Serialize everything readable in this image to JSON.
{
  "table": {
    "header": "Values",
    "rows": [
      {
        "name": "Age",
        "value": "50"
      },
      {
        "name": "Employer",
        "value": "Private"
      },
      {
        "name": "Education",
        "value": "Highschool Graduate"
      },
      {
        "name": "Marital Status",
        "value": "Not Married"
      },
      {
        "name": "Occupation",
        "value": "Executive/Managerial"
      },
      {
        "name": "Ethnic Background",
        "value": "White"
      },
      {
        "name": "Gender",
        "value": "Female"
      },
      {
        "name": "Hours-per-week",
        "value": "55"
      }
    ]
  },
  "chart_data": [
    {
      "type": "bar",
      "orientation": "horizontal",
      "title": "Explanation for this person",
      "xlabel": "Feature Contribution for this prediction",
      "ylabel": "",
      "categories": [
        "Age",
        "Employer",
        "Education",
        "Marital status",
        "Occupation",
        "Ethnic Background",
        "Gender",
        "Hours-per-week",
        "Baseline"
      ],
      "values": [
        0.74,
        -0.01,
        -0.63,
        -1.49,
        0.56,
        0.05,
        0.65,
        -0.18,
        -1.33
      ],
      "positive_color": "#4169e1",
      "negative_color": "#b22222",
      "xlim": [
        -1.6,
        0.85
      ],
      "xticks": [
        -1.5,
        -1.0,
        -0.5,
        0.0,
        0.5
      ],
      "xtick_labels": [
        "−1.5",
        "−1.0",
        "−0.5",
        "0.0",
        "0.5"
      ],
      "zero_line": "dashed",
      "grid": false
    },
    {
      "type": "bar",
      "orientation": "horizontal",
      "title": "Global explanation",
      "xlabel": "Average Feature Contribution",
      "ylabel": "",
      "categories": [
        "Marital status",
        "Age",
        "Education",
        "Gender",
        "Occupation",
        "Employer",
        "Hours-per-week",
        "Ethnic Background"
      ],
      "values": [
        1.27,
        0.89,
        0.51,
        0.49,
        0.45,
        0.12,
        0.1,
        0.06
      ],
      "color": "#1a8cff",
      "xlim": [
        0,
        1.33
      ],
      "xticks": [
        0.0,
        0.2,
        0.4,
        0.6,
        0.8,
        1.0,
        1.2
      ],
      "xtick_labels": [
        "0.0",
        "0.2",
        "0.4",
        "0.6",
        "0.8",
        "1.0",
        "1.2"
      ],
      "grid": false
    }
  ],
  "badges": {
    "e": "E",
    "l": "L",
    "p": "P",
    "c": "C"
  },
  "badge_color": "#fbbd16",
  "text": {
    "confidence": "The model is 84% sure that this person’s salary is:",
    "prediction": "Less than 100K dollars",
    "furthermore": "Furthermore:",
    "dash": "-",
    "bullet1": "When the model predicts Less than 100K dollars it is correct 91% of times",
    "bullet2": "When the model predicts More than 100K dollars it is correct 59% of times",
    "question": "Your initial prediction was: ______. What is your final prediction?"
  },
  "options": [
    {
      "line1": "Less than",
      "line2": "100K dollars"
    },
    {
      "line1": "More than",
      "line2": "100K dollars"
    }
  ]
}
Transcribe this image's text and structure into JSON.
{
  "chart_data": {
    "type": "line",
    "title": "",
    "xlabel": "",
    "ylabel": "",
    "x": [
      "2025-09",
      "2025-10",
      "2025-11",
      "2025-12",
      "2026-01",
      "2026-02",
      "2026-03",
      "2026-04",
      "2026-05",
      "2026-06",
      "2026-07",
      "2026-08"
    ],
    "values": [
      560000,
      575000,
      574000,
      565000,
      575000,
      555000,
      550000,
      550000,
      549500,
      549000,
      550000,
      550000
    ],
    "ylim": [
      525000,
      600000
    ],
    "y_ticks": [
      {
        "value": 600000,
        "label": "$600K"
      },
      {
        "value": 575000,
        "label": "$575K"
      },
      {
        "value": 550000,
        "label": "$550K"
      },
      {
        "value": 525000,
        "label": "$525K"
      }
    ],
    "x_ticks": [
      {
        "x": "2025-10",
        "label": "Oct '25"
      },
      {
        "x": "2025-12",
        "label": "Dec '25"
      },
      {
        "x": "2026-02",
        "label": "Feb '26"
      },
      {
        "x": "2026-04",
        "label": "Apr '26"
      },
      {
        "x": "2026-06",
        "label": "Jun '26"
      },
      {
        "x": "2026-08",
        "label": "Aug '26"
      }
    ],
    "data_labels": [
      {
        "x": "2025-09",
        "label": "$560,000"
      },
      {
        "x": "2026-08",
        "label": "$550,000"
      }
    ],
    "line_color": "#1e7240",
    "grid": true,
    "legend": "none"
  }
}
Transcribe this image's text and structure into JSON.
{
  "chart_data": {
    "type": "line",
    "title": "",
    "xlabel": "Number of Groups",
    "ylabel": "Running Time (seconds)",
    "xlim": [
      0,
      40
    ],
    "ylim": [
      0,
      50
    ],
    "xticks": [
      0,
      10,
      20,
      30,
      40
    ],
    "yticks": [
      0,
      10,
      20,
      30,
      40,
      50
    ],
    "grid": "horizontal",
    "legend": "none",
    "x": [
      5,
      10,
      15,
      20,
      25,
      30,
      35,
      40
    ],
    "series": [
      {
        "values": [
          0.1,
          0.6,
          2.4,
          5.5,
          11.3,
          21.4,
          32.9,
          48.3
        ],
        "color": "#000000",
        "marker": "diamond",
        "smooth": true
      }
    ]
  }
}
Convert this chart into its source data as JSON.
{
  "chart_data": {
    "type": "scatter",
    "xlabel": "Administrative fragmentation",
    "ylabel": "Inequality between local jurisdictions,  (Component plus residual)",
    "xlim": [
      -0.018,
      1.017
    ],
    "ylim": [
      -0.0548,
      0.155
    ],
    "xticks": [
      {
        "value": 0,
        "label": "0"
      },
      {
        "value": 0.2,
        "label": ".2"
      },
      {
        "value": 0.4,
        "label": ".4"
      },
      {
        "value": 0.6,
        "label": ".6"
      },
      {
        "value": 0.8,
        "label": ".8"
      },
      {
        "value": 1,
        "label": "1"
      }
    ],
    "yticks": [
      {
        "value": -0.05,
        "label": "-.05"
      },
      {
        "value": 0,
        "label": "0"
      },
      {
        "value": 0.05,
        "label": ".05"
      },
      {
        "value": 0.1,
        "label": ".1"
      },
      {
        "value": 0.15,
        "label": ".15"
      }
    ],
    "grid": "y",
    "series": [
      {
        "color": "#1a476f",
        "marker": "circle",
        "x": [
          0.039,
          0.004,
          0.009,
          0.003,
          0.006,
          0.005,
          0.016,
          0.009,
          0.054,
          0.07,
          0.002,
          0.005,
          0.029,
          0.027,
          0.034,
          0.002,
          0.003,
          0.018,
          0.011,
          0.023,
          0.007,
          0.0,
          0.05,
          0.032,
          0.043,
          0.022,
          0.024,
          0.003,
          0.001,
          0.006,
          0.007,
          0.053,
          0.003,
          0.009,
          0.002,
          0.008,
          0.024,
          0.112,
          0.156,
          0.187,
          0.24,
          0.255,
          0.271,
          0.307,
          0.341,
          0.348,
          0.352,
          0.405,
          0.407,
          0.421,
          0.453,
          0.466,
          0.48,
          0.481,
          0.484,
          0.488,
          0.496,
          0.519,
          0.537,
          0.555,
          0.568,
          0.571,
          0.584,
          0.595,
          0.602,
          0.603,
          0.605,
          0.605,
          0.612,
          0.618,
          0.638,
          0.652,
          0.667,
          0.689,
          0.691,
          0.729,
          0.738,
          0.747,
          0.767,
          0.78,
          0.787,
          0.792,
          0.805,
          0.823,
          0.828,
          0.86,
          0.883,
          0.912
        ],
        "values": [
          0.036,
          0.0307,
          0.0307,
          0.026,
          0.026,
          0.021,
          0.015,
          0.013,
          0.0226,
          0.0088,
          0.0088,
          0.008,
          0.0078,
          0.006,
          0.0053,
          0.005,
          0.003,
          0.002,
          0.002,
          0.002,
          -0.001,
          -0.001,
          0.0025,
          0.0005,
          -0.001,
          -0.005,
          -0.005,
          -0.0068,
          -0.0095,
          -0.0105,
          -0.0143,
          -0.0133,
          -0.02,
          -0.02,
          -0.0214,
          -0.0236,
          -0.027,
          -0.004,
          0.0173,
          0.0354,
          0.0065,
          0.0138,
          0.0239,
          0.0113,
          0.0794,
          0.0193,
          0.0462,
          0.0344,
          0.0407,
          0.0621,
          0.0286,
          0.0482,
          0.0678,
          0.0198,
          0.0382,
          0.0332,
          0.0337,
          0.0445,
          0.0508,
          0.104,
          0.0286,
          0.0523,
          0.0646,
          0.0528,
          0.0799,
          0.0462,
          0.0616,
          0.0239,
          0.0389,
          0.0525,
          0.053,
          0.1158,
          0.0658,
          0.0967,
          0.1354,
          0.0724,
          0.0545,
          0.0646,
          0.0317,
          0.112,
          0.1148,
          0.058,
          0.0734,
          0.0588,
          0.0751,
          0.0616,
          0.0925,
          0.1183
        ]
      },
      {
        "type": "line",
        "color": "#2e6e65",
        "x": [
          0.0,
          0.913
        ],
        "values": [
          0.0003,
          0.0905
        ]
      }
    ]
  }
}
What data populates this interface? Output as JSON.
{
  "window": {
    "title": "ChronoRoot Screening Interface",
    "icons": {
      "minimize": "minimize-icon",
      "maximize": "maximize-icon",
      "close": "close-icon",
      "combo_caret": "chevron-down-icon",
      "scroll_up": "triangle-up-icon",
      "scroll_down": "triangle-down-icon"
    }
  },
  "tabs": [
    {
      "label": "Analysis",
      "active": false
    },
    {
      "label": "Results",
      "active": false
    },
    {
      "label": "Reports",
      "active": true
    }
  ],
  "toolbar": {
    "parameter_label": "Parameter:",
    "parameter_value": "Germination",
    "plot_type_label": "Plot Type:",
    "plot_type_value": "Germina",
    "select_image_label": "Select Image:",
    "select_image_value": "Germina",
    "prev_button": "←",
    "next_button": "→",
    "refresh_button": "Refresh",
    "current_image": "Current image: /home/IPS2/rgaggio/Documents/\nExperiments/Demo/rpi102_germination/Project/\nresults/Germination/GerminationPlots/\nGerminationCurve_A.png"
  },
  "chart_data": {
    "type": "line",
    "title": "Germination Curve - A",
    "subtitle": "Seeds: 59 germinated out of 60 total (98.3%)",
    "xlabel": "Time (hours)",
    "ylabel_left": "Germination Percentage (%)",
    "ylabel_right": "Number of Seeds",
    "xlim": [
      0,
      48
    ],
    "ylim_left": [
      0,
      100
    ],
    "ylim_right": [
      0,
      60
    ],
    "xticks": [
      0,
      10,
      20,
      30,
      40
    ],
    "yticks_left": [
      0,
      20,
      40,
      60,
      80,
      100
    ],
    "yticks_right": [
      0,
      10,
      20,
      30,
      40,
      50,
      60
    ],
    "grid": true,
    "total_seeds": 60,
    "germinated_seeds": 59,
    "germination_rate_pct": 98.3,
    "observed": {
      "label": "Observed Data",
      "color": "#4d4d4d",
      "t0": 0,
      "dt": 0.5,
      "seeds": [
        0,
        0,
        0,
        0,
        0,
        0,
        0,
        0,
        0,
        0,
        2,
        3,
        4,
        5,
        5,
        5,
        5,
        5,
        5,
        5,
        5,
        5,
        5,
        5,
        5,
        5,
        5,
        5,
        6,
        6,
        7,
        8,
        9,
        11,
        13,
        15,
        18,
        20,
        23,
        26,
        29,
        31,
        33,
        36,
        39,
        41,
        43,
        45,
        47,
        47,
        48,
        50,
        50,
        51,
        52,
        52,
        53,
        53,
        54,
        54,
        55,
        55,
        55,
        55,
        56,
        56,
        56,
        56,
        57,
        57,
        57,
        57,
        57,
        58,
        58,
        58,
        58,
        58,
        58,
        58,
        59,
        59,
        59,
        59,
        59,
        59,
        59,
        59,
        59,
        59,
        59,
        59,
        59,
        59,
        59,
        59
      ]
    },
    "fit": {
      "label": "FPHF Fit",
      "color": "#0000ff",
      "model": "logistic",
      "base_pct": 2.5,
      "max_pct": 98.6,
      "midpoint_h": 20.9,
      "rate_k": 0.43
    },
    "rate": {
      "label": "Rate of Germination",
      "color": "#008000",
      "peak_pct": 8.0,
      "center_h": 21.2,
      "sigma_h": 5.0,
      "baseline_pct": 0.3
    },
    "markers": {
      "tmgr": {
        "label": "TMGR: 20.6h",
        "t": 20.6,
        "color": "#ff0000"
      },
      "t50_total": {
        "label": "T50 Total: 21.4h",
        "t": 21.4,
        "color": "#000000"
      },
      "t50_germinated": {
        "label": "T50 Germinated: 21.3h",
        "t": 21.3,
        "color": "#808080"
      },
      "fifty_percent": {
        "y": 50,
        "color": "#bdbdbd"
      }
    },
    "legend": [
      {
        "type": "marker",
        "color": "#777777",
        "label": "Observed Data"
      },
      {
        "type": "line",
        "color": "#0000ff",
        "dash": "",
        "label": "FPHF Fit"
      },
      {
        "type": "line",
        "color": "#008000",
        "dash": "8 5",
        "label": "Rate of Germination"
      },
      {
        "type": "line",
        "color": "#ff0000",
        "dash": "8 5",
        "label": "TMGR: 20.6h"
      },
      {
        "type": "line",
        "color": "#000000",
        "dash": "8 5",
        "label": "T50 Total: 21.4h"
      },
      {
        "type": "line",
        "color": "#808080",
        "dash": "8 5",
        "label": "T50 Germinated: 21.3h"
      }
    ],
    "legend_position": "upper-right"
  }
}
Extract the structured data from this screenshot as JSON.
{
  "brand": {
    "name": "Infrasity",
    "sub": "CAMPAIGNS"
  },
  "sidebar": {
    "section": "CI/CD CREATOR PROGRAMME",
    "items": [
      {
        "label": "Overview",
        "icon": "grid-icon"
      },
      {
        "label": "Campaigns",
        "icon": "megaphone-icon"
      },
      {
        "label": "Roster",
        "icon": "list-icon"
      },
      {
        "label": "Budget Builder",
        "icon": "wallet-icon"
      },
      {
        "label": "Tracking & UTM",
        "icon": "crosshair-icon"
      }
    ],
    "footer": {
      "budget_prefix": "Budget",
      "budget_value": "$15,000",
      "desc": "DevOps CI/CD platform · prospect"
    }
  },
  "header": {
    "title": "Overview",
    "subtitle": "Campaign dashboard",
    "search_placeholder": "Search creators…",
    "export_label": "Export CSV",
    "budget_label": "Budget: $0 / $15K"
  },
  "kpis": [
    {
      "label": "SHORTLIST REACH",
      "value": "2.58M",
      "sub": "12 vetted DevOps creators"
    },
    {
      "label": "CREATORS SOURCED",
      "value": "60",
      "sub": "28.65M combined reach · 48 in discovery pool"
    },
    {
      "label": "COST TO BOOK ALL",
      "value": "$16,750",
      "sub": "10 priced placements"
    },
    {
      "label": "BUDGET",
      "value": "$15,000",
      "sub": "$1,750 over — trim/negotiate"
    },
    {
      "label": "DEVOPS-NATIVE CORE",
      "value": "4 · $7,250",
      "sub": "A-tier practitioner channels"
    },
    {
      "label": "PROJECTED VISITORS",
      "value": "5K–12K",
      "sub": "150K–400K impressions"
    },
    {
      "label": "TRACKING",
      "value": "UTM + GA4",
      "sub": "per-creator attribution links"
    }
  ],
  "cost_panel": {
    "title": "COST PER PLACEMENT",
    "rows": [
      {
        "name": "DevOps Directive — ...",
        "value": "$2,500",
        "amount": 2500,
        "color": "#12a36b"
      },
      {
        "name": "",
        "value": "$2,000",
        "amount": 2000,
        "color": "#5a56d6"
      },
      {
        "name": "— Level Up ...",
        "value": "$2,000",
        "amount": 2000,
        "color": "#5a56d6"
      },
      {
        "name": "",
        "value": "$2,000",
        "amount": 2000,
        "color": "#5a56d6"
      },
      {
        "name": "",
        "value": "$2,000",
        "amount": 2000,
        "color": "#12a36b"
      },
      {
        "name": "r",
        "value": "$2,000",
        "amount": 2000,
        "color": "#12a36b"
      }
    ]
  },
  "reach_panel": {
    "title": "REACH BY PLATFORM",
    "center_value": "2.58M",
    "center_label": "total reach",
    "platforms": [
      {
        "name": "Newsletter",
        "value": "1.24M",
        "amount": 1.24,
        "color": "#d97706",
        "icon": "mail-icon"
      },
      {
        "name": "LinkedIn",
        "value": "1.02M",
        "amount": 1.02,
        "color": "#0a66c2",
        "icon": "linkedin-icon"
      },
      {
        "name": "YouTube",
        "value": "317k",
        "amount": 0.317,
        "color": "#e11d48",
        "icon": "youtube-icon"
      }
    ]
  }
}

..........

→ **EXERCISE BRIEF**: Using the records given above, list every line that includes the word "Number".

→ **EXPECTED OUTPUT**:
    "xlabel": "Number of Groups",
    "ylabel_right": "Number of Seeds",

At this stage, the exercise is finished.